STATED GOAL
Your task is to copy every line of the records below that contains "JSON".

-- DATASET ENTRIES start --

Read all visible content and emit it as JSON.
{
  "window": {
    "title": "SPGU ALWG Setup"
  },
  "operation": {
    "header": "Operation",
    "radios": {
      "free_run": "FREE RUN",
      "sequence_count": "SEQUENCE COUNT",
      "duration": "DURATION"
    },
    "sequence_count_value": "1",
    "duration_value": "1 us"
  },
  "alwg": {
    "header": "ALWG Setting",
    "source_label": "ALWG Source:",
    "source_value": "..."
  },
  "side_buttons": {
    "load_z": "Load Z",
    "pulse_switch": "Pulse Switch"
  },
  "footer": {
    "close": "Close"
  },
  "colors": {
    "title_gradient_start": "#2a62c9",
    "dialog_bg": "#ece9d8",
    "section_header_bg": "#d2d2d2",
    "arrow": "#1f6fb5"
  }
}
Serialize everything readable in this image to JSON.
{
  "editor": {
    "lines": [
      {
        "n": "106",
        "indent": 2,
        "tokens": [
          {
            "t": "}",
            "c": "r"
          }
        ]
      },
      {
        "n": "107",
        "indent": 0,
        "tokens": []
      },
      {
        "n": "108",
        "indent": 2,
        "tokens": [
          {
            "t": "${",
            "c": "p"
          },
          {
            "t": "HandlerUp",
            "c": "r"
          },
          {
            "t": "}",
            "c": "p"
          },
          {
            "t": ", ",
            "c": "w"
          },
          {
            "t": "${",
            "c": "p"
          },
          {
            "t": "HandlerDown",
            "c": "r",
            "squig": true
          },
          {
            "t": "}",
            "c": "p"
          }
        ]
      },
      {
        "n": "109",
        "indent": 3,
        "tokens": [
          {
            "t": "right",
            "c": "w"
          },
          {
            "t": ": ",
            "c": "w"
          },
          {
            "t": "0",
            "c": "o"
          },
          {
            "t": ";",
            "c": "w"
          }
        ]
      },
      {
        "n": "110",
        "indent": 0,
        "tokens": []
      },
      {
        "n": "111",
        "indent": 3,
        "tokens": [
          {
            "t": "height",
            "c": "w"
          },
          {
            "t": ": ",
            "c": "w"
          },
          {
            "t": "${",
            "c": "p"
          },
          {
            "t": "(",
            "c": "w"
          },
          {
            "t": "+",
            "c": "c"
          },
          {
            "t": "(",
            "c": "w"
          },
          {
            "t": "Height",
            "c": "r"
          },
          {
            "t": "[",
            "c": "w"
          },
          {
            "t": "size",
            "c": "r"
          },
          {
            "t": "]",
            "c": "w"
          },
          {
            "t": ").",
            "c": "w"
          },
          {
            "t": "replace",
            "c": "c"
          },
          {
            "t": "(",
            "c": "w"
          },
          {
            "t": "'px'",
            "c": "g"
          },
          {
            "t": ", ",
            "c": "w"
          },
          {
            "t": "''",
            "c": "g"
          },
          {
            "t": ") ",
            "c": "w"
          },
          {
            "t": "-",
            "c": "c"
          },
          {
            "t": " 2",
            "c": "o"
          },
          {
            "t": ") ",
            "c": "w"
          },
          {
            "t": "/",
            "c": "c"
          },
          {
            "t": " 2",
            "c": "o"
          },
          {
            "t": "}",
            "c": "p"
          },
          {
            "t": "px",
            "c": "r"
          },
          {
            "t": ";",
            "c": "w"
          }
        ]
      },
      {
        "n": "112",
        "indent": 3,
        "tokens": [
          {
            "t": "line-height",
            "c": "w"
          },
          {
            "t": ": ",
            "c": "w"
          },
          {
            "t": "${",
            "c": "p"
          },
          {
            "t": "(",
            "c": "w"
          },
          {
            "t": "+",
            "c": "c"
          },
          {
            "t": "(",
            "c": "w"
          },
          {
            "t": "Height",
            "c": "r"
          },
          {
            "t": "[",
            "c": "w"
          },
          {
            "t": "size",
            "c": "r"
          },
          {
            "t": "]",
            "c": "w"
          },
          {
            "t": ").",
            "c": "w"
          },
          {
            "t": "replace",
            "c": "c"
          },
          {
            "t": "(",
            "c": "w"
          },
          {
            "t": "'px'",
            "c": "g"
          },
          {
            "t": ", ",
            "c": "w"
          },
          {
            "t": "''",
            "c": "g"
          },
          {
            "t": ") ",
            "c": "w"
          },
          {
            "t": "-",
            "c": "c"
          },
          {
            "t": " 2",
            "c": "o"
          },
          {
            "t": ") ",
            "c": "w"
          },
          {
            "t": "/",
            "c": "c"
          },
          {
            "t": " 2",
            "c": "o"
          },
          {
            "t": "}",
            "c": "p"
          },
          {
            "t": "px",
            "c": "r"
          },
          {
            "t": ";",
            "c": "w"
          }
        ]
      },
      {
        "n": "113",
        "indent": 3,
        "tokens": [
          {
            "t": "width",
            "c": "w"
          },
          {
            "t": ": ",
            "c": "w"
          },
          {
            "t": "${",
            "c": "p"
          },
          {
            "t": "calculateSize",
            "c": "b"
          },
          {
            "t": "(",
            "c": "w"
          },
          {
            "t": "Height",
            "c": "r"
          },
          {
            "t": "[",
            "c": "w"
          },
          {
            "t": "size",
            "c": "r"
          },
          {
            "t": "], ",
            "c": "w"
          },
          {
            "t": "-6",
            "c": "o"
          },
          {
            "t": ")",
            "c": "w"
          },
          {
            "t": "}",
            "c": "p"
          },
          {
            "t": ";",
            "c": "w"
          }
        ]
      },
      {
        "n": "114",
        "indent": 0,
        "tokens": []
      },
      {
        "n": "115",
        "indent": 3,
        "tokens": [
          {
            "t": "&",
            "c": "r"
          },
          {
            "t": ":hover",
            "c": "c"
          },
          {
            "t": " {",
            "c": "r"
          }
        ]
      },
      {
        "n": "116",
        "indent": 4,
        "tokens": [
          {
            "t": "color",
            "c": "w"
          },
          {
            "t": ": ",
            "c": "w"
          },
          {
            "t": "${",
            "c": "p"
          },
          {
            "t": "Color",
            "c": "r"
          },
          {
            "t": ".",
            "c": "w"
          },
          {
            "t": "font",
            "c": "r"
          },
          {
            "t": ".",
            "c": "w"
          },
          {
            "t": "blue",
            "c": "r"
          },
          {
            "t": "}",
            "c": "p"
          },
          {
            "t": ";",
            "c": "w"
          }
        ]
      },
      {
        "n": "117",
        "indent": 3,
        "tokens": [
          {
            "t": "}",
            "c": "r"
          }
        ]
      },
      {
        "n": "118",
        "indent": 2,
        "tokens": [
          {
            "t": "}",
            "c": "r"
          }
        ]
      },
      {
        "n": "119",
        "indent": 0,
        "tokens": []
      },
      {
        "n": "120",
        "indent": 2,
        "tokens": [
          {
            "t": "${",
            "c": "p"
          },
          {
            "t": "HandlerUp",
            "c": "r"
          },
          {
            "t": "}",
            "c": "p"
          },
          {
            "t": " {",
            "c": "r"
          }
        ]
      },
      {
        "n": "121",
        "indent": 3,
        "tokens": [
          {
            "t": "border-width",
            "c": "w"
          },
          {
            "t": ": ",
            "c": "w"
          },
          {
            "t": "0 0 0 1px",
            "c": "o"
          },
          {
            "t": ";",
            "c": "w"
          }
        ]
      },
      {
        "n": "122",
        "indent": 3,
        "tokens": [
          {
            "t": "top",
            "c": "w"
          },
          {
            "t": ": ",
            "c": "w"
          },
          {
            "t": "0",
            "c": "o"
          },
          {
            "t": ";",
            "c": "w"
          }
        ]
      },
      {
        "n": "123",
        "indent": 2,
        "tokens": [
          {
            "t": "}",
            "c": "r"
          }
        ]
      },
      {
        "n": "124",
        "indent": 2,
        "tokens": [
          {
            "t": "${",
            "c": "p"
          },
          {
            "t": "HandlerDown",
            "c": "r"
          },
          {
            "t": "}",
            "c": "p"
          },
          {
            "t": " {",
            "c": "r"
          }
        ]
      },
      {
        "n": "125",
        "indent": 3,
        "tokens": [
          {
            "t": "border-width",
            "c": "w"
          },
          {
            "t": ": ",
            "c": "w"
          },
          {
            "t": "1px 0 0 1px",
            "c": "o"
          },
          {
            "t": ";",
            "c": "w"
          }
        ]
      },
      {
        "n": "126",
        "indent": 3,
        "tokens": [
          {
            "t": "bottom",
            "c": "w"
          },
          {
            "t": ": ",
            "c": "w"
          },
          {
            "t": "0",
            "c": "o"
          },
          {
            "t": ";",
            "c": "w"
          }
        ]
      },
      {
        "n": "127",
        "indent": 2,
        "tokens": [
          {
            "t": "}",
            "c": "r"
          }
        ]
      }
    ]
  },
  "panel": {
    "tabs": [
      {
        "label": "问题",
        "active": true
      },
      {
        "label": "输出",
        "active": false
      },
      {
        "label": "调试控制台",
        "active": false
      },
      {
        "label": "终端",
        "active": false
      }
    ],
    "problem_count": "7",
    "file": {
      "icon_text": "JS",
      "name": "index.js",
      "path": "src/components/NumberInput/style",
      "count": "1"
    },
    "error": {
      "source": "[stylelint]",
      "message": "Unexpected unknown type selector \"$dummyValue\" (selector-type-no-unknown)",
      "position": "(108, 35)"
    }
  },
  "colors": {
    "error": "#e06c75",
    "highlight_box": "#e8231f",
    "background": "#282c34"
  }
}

-- DATASET ENTRIES end --

TASK OUTPUT
Read all visible content and emit it as JSON.
Serialize everything readable in this image to JSON.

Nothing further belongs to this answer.